Entries from a page text dataset

Content starts

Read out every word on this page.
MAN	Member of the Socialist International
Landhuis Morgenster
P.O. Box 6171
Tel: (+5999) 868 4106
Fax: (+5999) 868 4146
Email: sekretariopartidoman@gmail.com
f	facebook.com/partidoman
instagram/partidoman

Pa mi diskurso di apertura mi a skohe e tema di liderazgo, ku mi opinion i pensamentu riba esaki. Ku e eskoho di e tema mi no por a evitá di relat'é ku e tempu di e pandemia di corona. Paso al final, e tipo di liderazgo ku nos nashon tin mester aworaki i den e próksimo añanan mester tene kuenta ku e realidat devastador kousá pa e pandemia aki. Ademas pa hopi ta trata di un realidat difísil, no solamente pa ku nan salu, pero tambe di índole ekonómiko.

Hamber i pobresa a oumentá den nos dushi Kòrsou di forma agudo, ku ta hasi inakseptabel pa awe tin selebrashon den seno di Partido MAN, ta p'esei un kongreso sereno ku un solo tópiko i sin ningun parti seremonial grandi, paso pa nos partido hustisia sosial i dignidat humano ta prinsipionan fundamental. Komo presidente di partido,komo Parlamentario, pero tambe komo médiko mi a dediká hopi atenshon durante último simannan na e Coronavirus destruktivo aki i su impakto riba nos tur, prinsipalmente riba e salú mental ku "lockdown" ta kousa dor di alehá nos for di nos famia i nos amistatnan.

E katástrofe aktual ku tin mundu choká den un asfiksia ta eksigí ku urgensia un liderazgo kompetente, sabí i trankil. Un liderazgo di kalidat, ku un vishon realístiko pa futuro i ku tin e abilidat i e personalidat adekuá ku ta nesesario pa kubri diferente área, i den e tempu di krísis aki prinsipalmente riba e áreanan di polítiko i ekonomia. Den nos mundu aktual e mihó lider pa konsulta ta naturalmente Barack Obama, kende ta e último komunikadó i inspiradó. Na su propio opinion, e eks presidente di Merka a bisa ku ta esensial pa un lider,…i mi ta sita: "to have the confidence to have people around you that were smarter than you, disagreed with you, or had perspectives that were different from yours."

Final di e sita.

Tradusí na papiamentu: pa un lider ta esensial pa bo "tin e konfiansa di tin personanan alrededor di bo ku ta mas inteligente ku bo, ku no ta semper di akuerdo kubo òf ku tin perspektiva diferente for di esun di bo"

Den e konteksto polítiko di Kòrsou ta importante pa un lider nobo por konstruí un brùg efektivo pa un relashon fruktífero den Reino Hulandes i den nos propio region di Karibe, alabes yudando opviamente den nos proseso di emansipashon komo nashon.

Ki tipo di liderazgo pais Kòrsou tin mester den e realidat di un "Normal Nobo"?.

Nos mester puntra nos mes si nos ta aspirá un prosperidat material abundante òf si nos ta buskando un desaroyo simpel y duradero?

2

Content ends

ACTIVITY: Without leaving anything out, transcribe the records above exactly.

FINAL ANSWER:
Read out every word on this page.
MAN	Member of the Socialist International
Landhuis Morgenster
P.O. Box 6171
Tel: (+5999) 868 4106
Fax: (+5999) 868 4146
Email: sekretariopartidoman@gmail.com
f	facebook.com/partidoman
instagram/partidoman

Pa mi diskurso di apertura mi a skohe e tema di liderazgo, ku mi opinion i pensamentu riba esaki. Ku e eskoho di e tema mi no por a evitá di relat'é ku e tempu di e pandemia di corona. Paso al final, e tipo di liderazgo ku nos nashon tin mester aworaki i den e próksimo añanan mester tene kuenta ku e realidat devastador kousá pa e pandemia aki. Ademas pa hopi ta trata di un realidat difísil, no solamente pa ku nan salu, pero tambe di índole ekonómiko.

Hamber i pobresa a oumentá den nos dushi Kòrsou di forma agudo, ku ta hasi inakseptabel pa awe tin selebrashon den seno di Partido MAN, ta p'esei un kongreso sereno ku un solo tópiko i sin ningun parti seremonial grandi, paso pa nos partido hustisia sosial i dignidat humano ta prinsipionan fundamental. Komo presidente di partido,komo Parlamentario, pero tambe komo médiko mi a dediká hopi atenshon durante último simannan na e Coronavirus destruktivo aki i su impakto riba nos tur, prinsipalmente riba e salú mental ku "lockdown" ta kousa dor di alehá nos for di nos famia i nos amistatnan.

E katástrofe aktual ku tin mundu choká den un asfiksia ta eksigí ku urgensia un liderazgo kompetente, sabí i trankil. Un liderazgo di kalidat, ku un vishon realístiko pa futuro i ku tin e abilidat i e personalidat adekuá ku ta nesesario pa kubri diferente área, i den e tempu di krísis aki prinsipalmente riba e áreanan di polítiko i ekonomia. Den nos mundu aktual e mihó lider pa konsulta ta naturalmente Barack Obama, kende ta e último komunikadó i inspiradó. Na su propio opinion, e eks presidente di Merka a bisa ku ta esensial pa un lider,…i mi ta sita: "to have the confidence to have people around you that were smarter than you, disagreed with you, or had perspectives that were different from yours."

Final di e sita.

Tradusí na papiamentu: pa un lider ta esensial pa bo "tin e konfiansa di tin personanan alrededor di bo ku ta mas inteligente ku bo, ku no ta semper di akuerdo kubo òf ku tin perspektiva diferente for di esun di bo"

Den e konteksto polítiko di Kòrsou ta importante pa un lider nobo por konstruí un brùg efektivo pa un relashon fruktífero den Reino Hulandes i den nos propio region di Karibe, alabes yudando opviamente den nos proseso di emansipashon komo nashon.

Ki tipo di liderazgo pais Kòrsou tin mester den e realidat di un "Normal Nobo"?.

Nos mester puntra nos mes si nos ta aspirá un prosperidat material abundante òf si nos ta buskando un desaroyo simpel y duradero?

2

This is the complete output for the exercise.